>> BEGIN

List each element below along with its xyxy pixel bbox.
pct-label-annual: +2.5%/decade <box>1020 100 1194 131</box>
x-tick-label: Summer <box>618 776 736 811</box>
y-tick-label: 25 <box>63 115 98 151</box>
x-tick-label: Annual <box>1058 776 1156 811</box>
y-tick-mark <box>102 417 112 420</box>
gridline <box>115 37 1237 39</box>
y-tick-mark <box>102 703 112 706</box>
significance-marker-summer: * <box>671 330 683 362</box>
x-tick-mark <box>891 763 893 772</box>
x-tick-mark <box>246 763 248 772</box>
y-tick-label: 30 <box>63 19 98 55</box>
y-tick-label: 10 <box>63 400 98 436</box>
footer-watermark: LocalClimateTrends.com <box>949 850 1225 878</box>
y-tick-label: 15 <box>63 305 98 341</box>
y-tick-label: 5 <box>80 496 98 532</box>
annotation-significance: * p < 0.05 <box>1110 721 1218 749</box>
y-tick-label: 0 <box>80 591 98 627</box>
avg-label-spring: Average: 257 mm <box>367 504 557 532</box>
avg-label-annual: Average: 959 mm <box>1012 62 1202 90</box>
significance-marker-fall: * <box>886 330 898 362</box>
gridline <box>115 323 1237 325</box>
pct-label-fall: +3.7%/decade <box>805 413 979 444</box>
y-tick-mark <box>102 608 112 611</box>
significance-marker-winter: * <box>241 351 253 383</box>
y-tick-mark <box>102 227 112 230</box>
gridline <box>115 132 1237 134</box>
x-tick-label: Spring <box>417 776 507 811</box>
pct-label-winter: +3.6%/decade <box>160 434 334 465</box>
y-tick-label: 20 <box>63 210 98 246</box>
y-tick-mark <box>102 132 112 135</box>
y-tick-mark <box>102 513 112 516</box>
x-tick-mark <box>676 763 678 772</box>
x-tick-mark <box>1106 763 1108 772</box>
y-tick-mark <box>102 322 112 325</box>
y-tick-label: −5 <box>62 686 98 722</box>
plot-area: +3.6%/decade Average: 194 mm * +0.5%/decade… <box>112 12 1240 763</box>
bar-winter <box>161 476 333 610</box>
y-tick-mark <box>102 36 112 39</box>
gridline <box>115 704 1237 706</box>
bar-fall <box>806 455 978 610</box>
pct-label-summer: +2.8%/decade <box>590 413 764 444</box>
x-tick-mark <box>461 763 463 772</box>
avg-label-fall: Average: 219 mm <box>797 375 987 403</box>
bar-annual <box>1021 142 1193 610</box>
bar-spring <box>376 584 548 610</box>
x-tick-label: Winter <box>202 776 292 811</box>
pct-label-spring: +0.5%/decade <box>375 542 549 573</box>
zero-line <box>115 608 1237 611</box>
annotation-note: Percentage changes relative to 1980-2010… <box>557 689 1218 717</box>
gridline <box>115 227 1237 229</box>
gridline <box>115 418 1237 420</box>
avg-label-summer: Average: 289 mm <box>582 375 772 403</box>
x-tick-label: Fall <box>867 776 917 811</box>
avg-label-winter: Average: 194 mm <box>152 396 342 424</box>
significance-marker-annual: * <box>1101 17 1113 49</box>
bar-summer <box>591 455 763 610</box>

>> END

▶ _PROBLEM REQUIREMENTS_
Render every row above as a two-column Markdown table headed Number and Text. Put each row's position in Number and its full wording in Text, and leave out any blank rows.

▶ _THE ANSWER_
| Number | Text |
|---|---|
| 1 | List each element below along with its xyxy pixel bbox. |
| 2 | pct-label-annual: +2.5%/decade <box>1020 100 1194 131</box> |
| 3 | x-tick-label: Summer <box>618 776 736 811</box> |
| 4 | y-tick-label: 25 <box>63 115 98 151</box> |
| 5 | x-tick-label: Annual <box>1058 776 1156 811</box> |
| 6 | y-tick-mark <box>102 417 112 420</box> |
| 7 | gridline <box>115 37 1237 39</box> |
| 8 | y-tick-mark <box>102 703 112 706</box> |
| 9 | significance-marker-summer: * <box>671 330 683 362</box> |
| 10 | x-tick-mark <box>891 763 893 772</box> |
| 11 | x-tick-mark <box>246 763 248 772</box> |
| 12 | y-tick-label: 30 <box>63 19 98 55</box> |
| 13 | y-tick-label: 10 <box>63 400 98 436</box> |
| 14 | footer-watermark: LocalClimateTrends.com <box>949 850 1225 878</box> |
| 15 | y-tick-label: 15 <box>63 305 98 341</box> |
| 16 | y-tick-label: 5 <box>80 496 98 532</box> |
| 17 | annotation-significance: * p < 0.05 <box>1110 721 1218 749</box> |
| 18 | y-tick-label: 0 <box>80 591 98 627</box> |
| 19 | avg-label-spring: Average: 257 mm <box>367 504 557 532</box> |
| 20 | avg-label-annual: Average: 959 mm <box>1012 62 1202 90</box> |
| 21 | significance-marker-fall: * <box>886 330 898 362</box> |
| 22 | gridline <box>115 323 1237 325</box> |
| 23 | pct-label-fall: +3.7%/decade <box>805 413 979 444</box> |
| 24 | y-tick-mark <box>102 608 112 611</box> |
| 25 | significance-marker-winter: * <box>241 351 253 383</box> |
| 26 | y-tick-mark <box>102 227 112 230</box> |
| 27 | gridline <box>115 132 1237 134</box> |
| 28 | x-tick-label: Spring <box>417 776 507 811</box> |
| 29 | pct-label-winter: +3.6%/decade <box>160 434 334 465</box> |
| 30 | y-tick-label: 20 <box>63 210 98 246</box> |
| 31 | y-tick-mark <box>102 132 112 135</box> |
| 32 | y-tick-mark <box>102 513 112 516</box> |
| 33 | x-tick-mark <box>676 763 678 772</box> |
| 34 | x-tick-mark <box>1106 763 1108 772</box> |
| 35 | y-tick-mark <box>102 322 112 325</box> |
| 36 | y-tick-label: −5 <box>62 686 98 722</box> |
| 37 | plot-area: +3.6%/decade Average: 194 mm * +0.5%/decade… <box>112 12 1240 763</box> |
| 38 | bar-winter <box>161 476 333 610</box> |
| 39 | y-tick-mark <box>102 36 112 39</box> |
| 40 | gridline <box>115 704 1237 706</box> |
| 41 | bar-fall <box>806 455 978 610</box> |
| 42 | pct-label-summer: +2.8%/decade <box>590 413 764 444</box> |
| 43 | x-tick-mark <box>461 763 463 772</box> |
| 44 | avg-label-fall: Average: 219 mm <box>797 375 987 403</box> |
| 45 | bar-annual <box>1021 142 1193 610</box> |
| 46 | bar-spring <box>376 584 548 610</box> |
| 47 | x-tick-label: Winter <box>202 776 292 811</box> |
| 48 | pct-label-spring: +0.5%/decade <box>375 542 549 573</box> |
| 49 | zero-line <box>115 608 1237 611</box> |
| 50 | annotation-note: Percentage changes relative to 1980-2010… <box>557 689 1218 717</box> |
| 51 | gridline <box>115 227 1237 229</box> |
| 52 | gridline <box>115 418 1237 420</box> |
| 53 | avg-label-summer: Average: 289 mm <box>582 375 772 403</box> |
| 54 | x-tick-label: Fall <box>867 776 917 811</box> |
| 55 | avg-label-winter: Average: 194 mm <box>152 396 342 424</box> |
| 56 | significance-marker-annual: * <box>1101 17 1113 49</box> |
| 57 | bar-summer <box>591 455 763 610</box> |